(begin)
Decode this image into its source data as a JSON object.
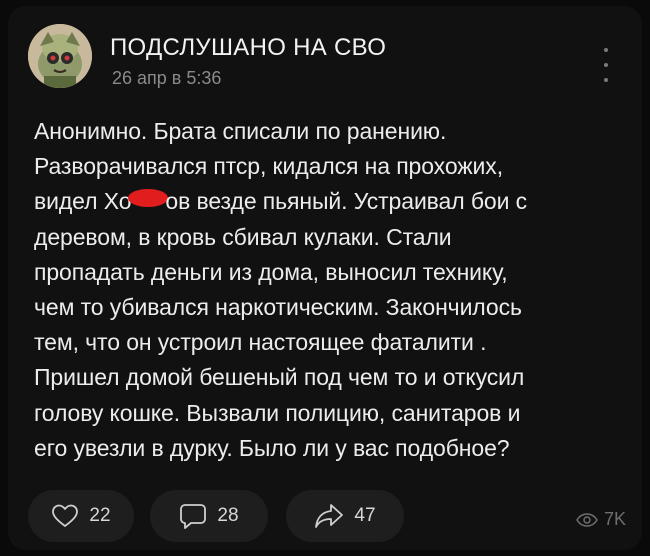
{
  "header": {
    "title": "ПОДСЛУШАНО НА СВО",
    "date": "26 апр в 5:36"
  },
  "post": {
    "lines": [
      "Анонимно. Брата списали по ранению.",
      "Разворачивался птср, кидался на прохожих,",
      "видел Хо",
      "ов везде пьяный. Устраивал бои с",
      "деревом, в кровь сбивал кулаки. Стали",
      "пропадать деньги из дома, выносил технику,",
      "чем то убивался наркотическим. Закончилось",
      "тем, что он устроил настоящее фаталити .",
      "Пришел домой бешеный под чем то и откусил",
      "голову кошке. Вызвали полицию,  санитаров и",
      "его увезли в дурку. Было ли у вас подобное?"
    ],
    "redaction_color": "#e21d1d"
  },
  "actions": {
    "likes": "22",
    "comments": "28",
    "shares": "47"
  },
  "stats": {
    "views": "7K"
  },
  "icons": {
    "like": "heart-icon",
    "comment": "comment-bubble-icon",
    "share": "share-arrow-icon",
    "views": "eye-icon",
    "menu": "kebab-menu-icon"
  },
  "colors": {
    "background": "#0a0a0a",
    "card": "#111111",
    "pill": "#1e1e1e",
    "muted_text": "#8a8a8a"
  }
}
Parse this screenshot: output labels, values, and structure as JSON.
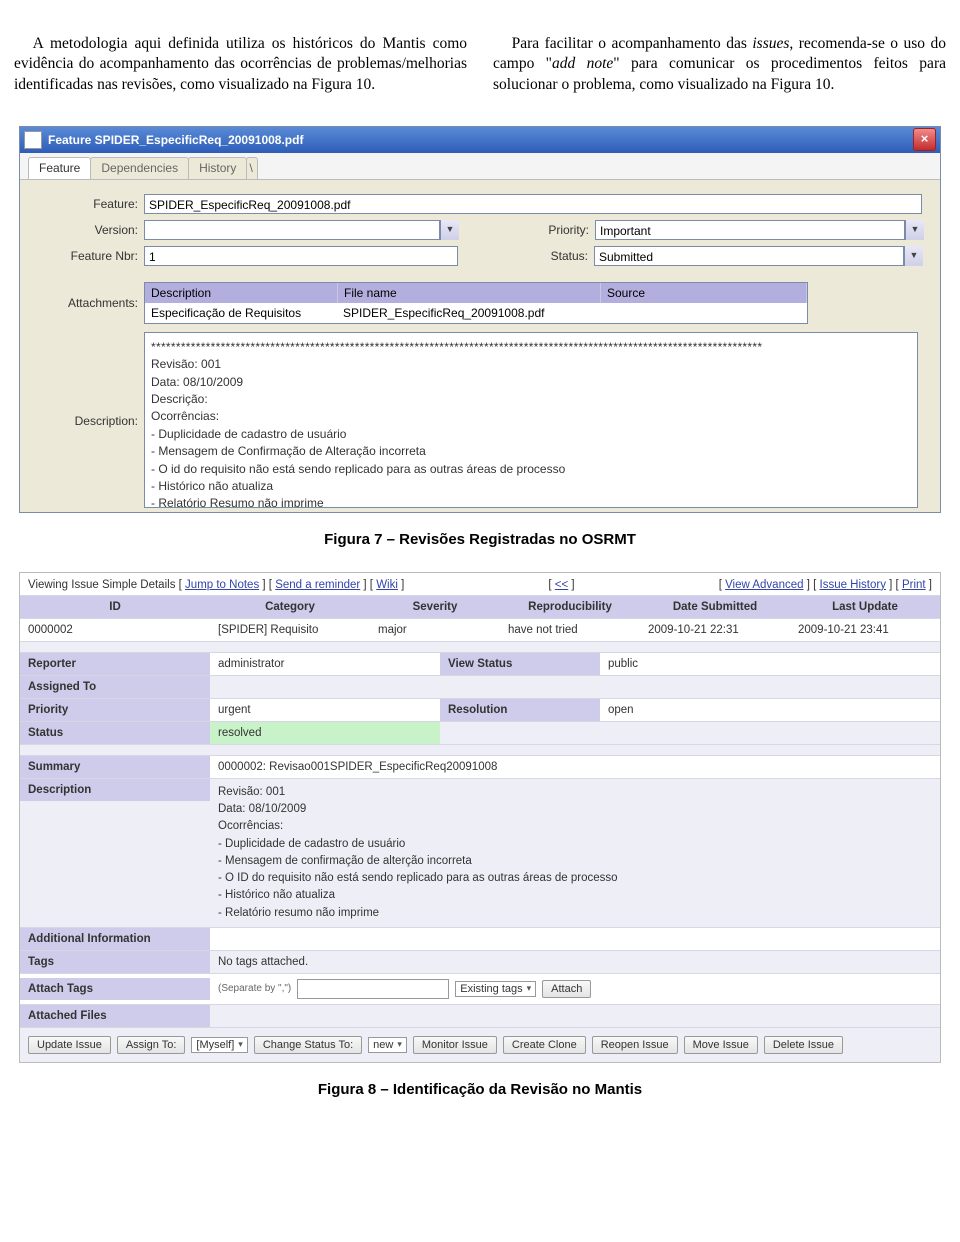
{
  "columns": {
    "left": "A metodologia aqui definida utiliza os históricos do Mantis como evidência do acompanhamento das ocorrências de problemas/melhorias identificadas nas revisões, como visualizado na Figura 10.",
    "right_a": "Para facilitar o acompanhamento das ",
    "right_issues": "issues",
    "right_b": ", recomenda-se o uso do campo \"",
    "right_addnote": "add note",
    "right_c": "\" para comunicar os procedimentos feitos para solucionar o problema, como visualizado na Figura 10."
  },
  "captions": {
    "fig7": "Figura 7 – Revisões Registradas no OSRMT",
    "fig8": "Figura 8 – Identificação da Revisão no Mantis"
  },
  "osrmt": {
    "title": "Feature SPIDER_EspecificReq_20091008.pdf",
    "tabs": [
      "Feature",
      "Dependencies",
      "History"
    ],
    "labels": {
      "feature": "Feature:",
      "version": "Version:",
      "feature_nbr": "Feature Nbr:",
      "priority": "Priority:",
      "status": "Status:",
      "attachments": "Attachments:",
      "description": "Description:"
    },
    "values": {
      "feature": "SPIDER_EspecificReq_20091008.pdf",
      "version": "",
      "feature_nbr": "1",
      "priority": "Important",
      "status": "Submitted"
    },
    "attach_headers": [
      "Description",
      "File name",
      "Source"
    ],
    "attach_row": [
      "Especificação de Requisitos",
      "SPIDER_EspecificReq_20091008.pdf",
      ""
    ],
    "description_lines": [
      "***************************************************************************************************************************",
      "Revisão: 001",
      "Data: 08/10/2009",
      "Descrição:",
      "Ocorrências:",
      "- Duplicidade de cadastro de usuário",
      "- Mensagem de Confirmação de Alteração incorreta",
      "- O id do requisito não está sendo replicado para as outras áreas de processo",
      "- Histórico não atualiza",
      "- Relatório Resumo não imprime",
      "***************************************************************************************************************************",
      "**************************************************************************************************************************|"
    ]
  },
  "mantis": {
    "topbar": {
      "left_a": "Viewing Issue Simple Details",
      "jump": "Jump to Notes",
      "send": "Send a reminder",
      "wiki": "Wiki",
      "center": "<<",
      "va": "View Advanced",
      "ih": "Issue History",
      "pr": "Print"
    },
    "cols": [
      "ID",
      "Category",
      "Severity",
      "Reproducibility",
      "Date Submitted",
      "Last Update"
    ],
    "row1": [
      "0000002",
      "[SPIDER] Requisito",
      "major",
      "have not tried",
      "2009-10-21 22:31",
      "2009-10-21 23:41"
    ],
    "grid": {
      "reporter_l": "Reporter",
      "reporter_v": "administrator",
      "viewstatus_l": "View Status",
      "viewstatus_v": "public",
      "assigned_l": "Assigned To",
      "assigned_v": "",
      "priority_l": "Priority",
      "priority_v": "urgent",
      "resolution_l": "Resolution",
      "resolution_v": "open",
      "status_l": "Status",
      "status_v": "resolved",
      "summary_l": "Summary",
      "summary_v": "0000002: Revisao001SPIDER_EspecificReq20091008",
      "description_l": "Description",
      "addinfo_l": "Additional Information",
      "addinfo_v": "",
      "tags_l": "Tags",
      "tags_v": "No tags attached.",
      "attachtags_l": "Attach Tags",
      "attachtags_hint": "(Separate by \",\")",
      "existing": "Existing tags",
      "attach_btn": "Attach",
      "attached_l": "Attached Files"
    },
    "desc_lines": [
      "Revisão: 001",
      "Data: 08/10/2009",
      "Ocorrências:",
      " - Duplicidade de cadastro de usuário",
      " - Mensagem de confirmação de alterção incorreta",
      " - O ID do requisito não está sendo replicado para as outras áreas de processo",
      " - Histórico não atualiza",
      " - Relatório resumo não imprime"
    ],
    "buttons": {
      "update": "Update Issue",
      "assign": "Assign To:",
      "assign_opt": "[Myself]",
      "change": "Change Status To:",
      "change_opt": "new",
      "monitor": "Monitor Issue",
      "clone": "Create Clone",
      "reopen": "Reopen Issue",
      "move": "Move Issue",
      "delete": "Delete Issue"
    }
  }
}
(end)
*Your instructions*: Which lines above contain the word "incorreta"? Copy each of them.

*Task output*:
      "- Mensagem de Confirmação de Alteração incorreta",
      " - Mensagem de confirmação de alterção incorreta",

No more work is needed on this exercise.